-- Your assignment --
Check every line of the records below for the string "Union" and copy the ones that have it.

-- Supplied material --
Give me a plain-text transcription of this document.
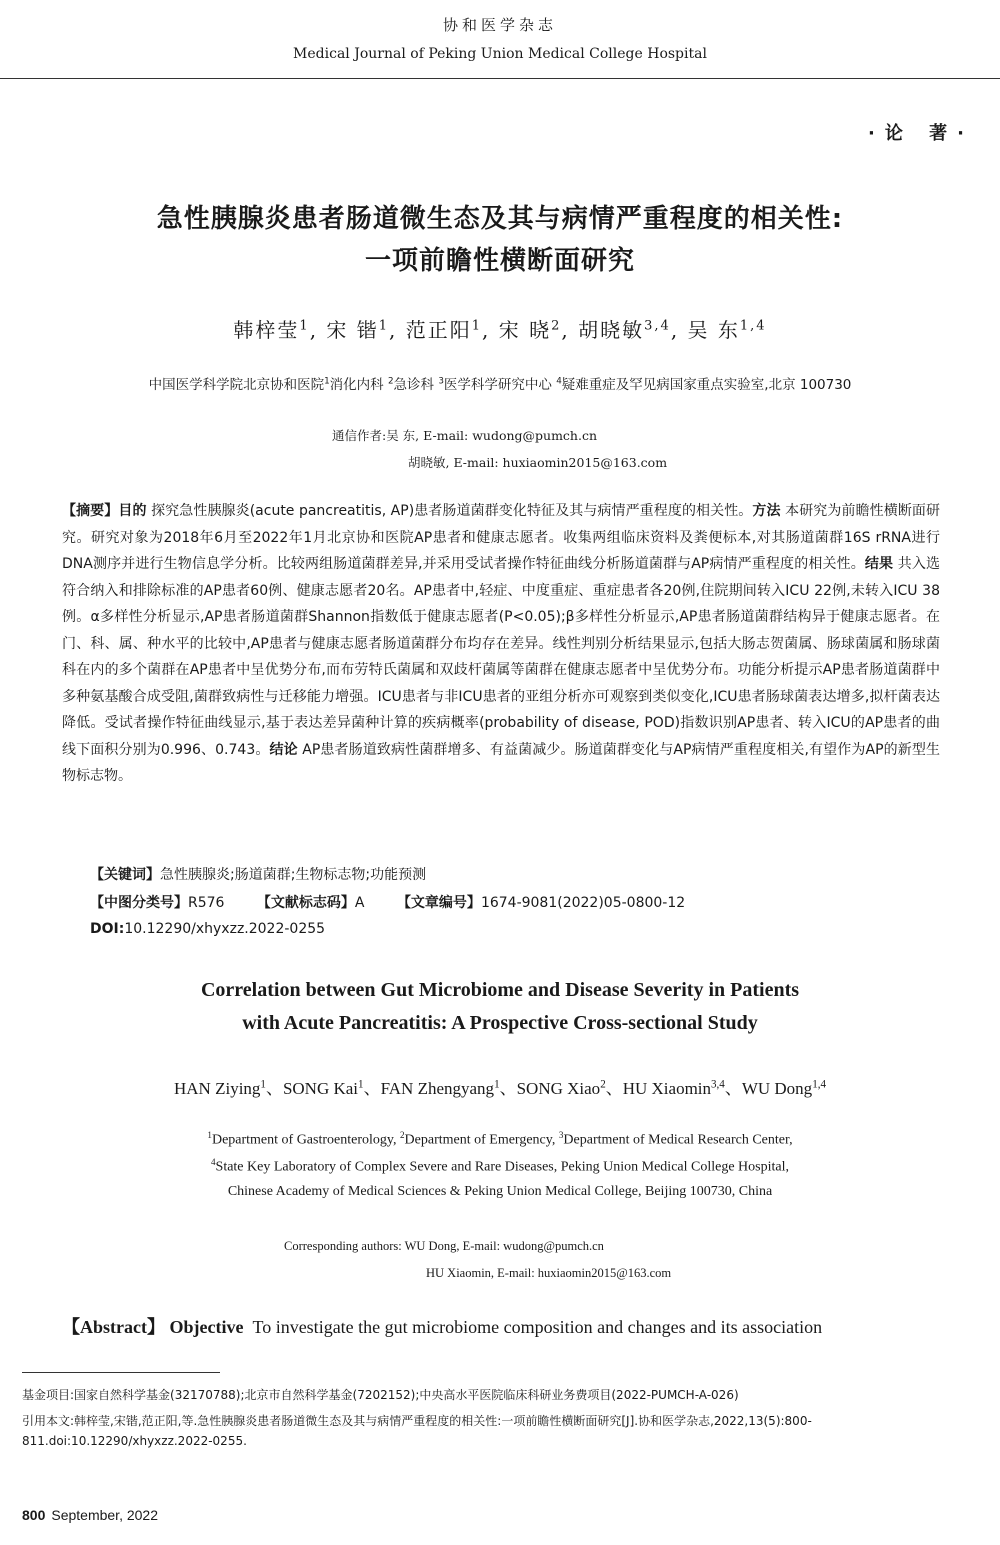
协和医学杂志
Medical Journal of Peking Union Medical College Hospital
·论 著·
急性胰腺炎患者肠道微生态及其与病情严重程度的相关性:
一项前瞻性横断面研究
韩梓莹$^1$, 宋 锴$^1$, 范正阳$^1$, 宋 晓$^2$, 胡晓敏$^{3,4}$, 吴 东$^{1,4}$
中国医学科学院北京协和医院$^1$消化内科 $^2$急诊科 $^3$医学科学研究中心 $^4$疑难重症及罕见病国家重点实验室,北京 100730
通信作者:吴 东, E-mail: wudong@pumch.cn
胡晓敏, E-mail: huxiaomin2015@163.com
【摘要】目的 探究急性胰腺炎(acute pancreatitis, AP)患者肠道菌群变化特征及其与病情严重程度的相关性。方法 本研究为前瞻性横断面研究。研究对象为2018年6月至2022年1月北京协和医院AP患者和健康志愿者。收集两组临床资料及粪便标本,对其肠道菌群16S rRNA进行DNA测序并进行生物信息学分析。比较两组肠道菌群差异,并采用受试者操作特征曲线分析肠道菌群与AP病情严重程度的相关性。结果 共入选符合纳入和排除标准的AP患者60例、健康志愿者20名。AP患者中,轻症、中度重症、重症患者各20例,住院期间转入ICU 22例,未转入ICU 38例。α多样性分析显示,AP患者肠道菌群Shannon指数低于健康志愿者(P<0.05);β多样性分析显示,AP患者肠道菌群结构异于健康志愿者。在门、科、属、种水平的比较中,AP患者与健康志愿者肠道菌群分布均存在差异。线性判别分析结果显示,包括大肠志贺菌属、肠球菌属和肠球菌科在内的多个菌群在AP患者中呈优势分布,而布劳特氏菌属和双歧杆菌属等菌群在健康志愿者中呈优势分布。功能分析提示AP患者肠道菌群中多种氨基酸合成受阻,菌群致病性与迁移能力增强。ICU患者与非ICU患者的亚组分析亦可观察到类似变化,ICU患者肠球菌表达增多,拟杆菌表达降低。受试者操作特征曲线显示,基于表达差异菌种计算的疾病概率(probability of disease, POD)指数识别AP患者、转入ICU的AP患者的曲线下面积分别为0.996、0.743。结论 AP患者肠道致病性菌群增多、有益菌减少。肠道菌群变化与AP病情严重程度相关,有望作为AP的新型生物标志物。
【关键词】急性胰腺炎;肠道菌群;生物标志物;功能预测
【中图分类号】R576 【文献标志码】A 【文章编号】1674-9081(2022)05-0800-12
DOI:10.12290/xhyxzz.2022-0255
Correlation between Gut Microbiome and Disease Severity in Patients
with Acute Pancreatitis: A Prospective Cross-sectional Study
HAN Ziying$^1$、SONG Kai$^1$、FAN Zhengyang$^1$、SONG Xiao$^2$、HU Xiaomin$^{3,4}$、WU Dong$^{1,4}$
$^1$Department of Gastroenterology, $^2$Department of Emergency, $^3$Department of Medical Research Center,
$^4$State Key Laboratory of Complex Severe and Rare Diseases, Peking Union Medical College Hospital,
Chinese Academy of Medical Sciences & Peking Union Medical College, Beijing 100730, China
Corresponding authors: WU Dong, E-mail: wudong@pumch.cn
HU Xiaomin, E-mail: huxiaomin2015@163.com
【Abstract】 Objective To investigate the gut microbiome composition and changes and its association
基金项目:国家自然科学基金(32170788);北京市自然科学基金(7202152);中央高水平医院临床科研业务费项目(2022-PUMCH-A-026)
引用本文:韩梓莹,宋锴,范正阳,等.急性胰腺炎患者肠道微生态及其与病情严重程度的相关性:一项前瞻性横断面研究[J].协和医学杂志,2022,13(5):800-811.doi:10.12290/xhyxzz.2022-0255.
800 September, 2022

-- The completed task --
Medical Journal of Peking Union Medical College Hospital
$^4$State Key Laboratory of Complex Severe and Rare Diseases, Peking Union Medical College Hospital,
Chinese Academy of Medical Sciences & Peking Union Medical College, Beijing 100730, China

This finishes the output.